-- WORK TO BE COMPLETED --
Of the lines in the entries below, state how many hold the word "hour". Say nothing else.
>> BEGIN RAW DATA
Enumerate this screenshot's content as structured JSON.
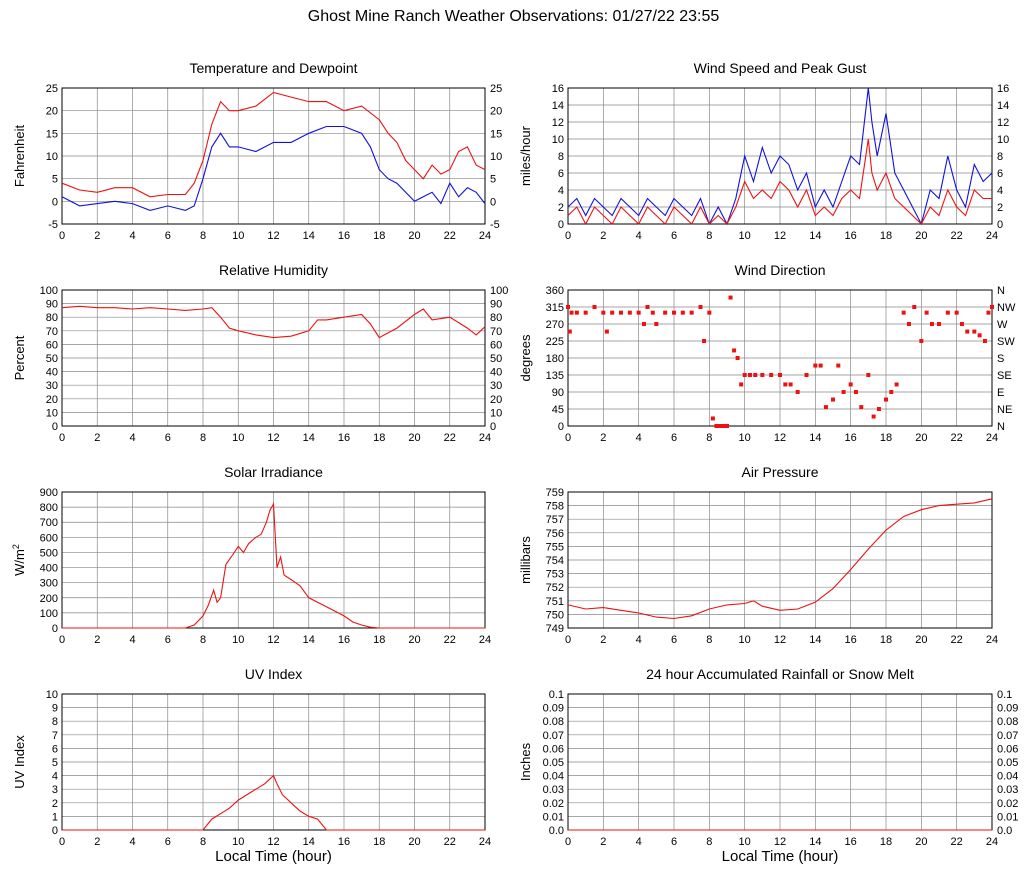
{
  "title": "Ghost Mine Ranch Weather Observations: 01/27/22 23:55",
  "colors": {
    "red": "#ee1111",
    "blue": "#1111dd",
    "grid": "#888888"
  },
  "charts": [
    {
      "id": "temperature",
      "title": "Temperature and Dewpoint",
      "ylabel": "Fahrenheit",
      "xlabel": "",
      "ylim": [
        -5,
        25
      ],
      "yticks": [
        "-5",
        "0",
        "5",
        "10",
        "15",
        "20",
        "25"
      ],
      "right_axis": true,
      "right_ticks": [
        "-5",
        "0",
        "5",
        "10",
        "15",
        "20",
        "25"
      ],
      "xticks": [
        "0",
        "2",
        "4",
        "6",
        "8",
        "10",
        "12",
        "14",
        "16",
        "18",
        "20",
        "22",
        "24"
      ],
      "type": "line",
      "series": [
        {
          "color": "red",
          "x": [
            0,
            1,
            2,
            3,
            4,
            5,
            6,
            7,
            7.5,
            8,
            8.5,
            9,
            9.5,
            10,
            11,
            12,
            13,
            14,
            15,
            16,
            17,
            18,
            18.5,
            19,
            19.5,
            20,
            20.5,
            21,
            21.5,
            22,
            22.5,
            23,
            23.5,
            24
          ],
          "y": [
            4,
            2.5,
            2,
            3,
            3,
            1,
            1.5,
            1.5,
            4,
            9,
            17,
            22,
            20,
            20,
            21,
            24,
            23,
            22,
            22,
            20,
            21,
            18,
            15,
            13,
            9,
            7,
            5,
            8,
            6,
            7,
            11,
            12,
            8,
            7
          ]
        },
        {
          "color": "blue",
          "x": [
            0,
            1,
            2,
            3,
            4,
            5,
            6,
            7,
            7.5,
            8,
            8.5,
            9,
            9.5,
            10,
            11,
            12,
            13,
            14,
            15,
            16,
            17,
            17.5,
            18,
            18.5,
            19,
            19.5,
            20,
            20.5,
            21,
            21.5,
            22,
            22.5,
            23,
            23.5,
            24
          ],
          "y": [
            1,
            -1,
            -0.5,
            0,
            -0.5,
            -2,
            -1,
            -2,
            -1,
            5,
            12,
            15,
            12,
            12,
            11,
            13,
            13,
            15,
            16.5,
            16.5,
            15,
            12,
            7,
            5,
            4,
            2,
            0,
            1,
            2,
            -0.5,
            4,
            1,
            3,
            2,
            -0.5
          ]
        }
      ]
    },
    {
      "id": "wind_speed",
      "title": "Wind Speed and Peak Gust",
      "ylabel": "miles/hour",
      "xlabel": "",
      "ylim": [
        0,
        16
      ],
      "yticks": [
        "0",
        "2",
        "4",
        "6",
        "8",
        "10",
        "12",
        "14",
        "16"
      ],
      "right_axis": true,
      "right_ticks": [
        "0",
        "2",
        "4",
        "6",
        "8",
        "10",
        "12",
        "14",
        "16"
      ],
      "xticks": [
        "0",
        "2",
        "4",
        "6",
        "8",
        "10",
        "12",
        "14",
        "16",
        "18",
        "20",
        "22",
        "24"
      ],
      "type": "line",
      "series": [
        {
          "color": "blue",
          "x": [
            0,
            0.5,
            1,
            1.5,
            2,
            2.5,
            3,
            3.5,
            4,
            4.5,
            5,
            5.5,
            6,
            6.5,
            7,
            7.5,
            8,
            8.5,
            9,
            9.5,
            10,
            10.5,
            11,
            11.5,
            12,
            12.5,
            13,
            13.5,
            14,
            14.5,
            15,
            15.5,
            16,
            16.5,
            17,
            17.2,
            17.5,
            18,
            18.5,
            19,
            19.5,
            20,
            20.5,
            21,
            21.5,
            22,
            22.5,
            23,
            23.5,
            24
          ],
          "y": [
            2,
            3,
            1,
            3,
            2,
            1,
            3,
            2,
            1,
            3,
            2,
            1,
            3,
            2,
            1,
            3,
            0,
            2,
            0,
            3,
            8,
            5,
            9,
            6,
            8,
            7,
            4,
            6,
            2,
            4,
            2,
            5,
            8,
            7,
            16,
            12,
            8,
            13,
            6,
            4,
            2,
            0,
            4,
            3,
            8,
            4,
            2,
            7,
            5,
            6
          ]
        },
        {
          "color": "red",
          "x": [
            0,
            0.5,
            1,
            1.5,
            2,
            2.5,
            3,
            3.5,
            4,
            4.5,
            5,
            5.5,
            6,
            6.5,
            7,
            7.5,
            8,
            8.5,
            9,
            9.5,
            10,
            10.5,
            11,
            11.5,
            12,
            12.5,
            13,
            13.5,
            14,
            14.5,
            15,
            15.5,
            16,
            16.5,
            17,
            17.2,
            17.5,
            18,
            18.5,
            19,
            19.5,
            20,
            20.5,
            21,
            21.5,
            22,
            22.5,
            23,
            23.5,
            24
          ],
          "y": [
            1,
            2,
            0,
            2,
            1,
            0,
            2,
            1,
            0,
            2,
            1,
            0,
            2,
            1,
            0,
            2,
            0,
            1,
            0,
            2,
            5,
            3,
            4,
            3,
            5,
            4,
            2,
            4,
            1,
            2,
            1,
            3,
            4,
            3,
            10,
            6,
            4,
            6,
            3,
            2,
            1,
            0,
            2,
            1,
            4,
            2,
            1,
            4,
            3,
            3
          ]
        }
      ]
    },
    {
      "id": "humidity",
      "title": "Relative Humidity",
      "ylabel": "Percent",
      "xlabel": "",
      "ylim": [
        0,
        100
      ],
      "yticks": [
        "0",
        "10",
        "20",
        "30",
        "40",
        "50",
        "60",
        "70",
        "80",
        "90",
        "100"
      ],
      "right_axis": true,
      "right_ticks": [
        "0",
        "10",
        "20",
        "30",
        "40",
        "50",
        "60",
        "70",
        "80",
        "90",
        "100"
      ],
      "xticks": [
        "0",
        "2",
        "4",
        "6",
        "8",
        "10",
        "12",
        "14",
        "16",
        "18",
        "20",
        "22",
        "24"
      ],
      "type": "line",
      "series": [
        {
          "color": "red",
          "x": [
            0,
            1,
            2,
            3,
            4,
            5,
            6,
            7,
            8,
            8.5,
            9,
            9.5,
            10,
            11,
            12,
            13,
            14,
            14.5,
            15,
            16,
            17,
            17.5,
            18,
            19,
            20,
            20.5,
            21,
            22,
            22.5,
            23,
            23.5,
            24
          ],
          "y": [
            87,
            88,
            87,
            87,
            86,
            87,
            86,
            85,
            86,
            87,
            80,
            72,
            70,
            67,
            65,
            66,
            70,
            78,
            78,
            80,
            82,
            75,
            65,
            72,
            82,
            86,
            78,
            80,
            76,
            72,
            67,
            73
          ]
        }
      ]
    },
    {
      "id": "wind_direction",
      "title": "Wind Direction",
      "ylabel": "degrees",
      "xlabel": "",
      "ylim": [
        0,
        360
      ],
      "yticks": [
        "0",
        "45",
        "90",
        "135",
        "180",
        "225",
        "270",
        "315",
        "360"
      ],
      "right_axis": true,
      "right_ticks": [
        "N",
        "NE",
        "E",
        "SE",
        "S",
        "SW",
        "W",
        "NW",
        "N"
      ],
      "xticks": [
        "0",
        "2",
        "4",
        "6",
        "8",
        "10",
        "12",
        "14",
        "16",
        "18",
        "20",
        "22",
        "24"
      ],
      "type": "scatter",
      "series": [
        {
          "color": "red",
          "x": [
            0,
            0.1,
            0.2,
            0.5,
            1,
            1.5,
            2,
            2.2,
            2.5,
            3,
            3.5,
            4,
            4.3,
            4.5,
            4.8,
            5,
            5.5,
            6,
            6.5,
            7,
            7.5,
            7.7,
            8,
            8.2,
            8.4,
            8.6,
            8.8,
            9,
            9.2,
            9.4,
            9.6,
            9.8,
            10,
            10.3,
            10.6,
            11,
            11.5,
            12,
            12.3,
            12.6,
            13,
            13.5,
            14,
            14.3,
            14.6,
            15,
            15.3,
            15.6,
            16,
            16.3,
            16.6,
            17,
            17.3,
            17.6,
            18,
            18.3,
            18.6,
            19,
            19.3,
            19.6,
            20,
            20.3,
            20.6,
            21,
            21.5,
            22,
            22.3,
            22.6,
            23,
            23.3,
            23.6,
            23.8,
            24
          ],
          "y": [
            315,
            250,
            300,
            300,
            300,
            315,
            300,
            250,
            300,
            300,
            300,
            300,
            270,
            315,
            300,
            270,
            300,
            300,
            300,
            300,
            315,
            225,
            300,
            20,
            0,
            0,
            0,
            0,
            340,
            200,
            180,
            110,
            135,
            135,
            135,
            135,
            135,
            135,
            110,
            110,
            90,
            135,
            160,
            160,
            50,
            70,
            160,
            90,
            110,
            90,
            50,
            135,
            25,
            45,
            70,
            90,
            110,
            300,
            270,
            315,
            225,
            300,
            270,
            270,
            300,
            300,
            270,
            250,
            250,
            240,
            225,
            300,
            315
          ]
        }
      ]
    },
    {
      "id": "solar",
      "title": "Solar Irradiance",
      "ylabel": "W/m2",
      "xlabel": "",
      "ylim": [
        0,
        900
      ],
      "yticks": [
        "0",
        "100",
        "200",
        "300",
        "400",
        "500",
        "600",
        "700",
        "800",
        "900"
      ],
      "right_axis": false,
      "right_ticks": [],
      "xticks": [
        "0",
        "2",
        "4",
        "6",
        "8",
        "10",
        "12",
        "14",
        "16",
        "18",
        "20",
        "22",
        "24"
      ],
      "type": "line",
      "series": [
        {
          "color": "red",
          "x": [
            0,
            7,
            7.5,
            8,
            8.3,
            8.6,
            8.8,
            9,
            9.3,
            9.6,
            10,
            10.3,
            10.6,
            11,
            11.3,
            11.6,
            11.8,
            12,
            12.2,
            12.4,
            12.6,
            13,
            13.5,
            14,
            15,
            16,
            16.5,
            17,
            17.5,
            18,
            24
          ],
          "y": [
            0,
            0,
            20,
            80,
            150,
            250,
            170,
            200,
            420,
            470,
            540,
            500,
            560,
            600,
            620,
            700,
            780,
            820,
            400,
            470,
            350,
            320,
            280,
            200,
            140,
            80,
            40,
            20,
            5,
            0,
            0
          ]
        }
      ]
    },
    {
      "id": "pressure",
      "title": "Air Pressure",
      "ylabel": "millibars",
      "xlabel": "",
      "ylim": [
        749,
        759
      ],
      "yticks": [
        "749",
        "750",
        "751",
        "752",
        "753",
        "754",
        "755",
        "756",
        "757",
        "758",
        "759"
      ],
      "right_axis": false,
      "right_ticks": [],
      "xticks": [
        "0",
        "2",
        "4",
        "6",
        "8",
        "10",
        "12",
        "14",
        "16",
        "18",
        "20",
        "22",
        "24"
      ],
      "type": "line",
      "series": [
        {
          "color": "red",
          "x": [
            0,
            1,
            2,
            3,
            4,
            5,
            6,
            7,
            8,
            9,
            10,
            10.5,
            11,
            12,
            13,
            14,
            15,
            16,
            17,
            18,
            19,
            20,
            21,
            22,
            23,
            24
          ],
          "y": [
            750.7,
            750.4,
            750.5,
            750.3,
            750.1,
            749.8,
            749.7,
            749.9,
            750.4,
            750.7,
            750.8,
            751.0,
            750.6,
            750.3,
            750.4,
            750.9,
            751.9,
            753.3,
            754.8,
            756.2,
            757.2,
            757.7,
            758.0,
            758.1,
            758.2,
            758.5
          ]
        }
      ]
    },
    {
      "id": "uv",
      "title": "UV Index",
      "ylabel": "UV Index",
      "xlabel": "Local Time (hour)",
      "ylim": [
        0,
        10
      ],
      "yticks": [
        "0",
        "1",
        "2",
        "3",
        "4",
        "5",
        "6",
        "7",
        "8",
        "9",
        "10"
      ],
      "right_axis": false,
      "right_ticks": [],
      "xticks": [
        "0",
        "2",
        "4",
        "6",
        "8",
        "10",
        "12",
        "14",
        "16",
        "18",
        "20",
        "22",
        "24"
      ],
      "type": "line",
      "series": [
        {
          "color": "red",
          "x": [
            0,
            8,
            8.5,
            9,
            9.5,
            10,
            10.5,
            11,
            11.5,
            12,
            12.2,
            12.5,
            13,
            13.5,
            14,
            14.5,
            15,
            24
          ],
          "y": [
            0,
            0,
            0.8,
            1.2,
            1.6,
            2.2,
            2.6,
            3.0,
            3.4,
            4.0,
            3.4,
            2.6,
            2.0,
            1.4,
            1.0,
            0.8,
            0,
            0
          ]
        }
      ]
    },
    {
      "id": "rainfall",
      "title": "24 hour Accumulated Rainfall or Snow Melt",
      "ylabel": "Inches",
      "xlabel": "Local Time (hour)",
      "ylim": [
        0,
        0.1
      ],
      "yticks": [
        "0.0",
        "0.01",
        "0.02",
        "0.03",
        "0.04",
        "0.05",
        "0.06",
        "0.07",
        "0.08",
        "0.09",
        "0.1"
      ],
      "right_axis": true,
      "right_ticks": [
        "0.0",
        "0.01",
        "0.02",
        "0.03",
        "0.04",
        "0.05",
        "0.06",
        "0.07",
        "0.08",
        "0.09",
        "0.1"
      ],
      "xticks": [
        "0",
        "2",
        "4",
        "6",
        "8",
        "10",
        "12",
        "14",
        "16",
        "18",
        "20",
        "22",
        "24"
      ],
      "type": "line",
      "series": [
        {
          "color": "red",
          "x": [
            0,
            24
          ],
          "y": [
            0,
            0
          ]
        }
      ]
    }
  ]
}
>> END RAW DATA
-- ANSWER TO THE PROBLEM --
4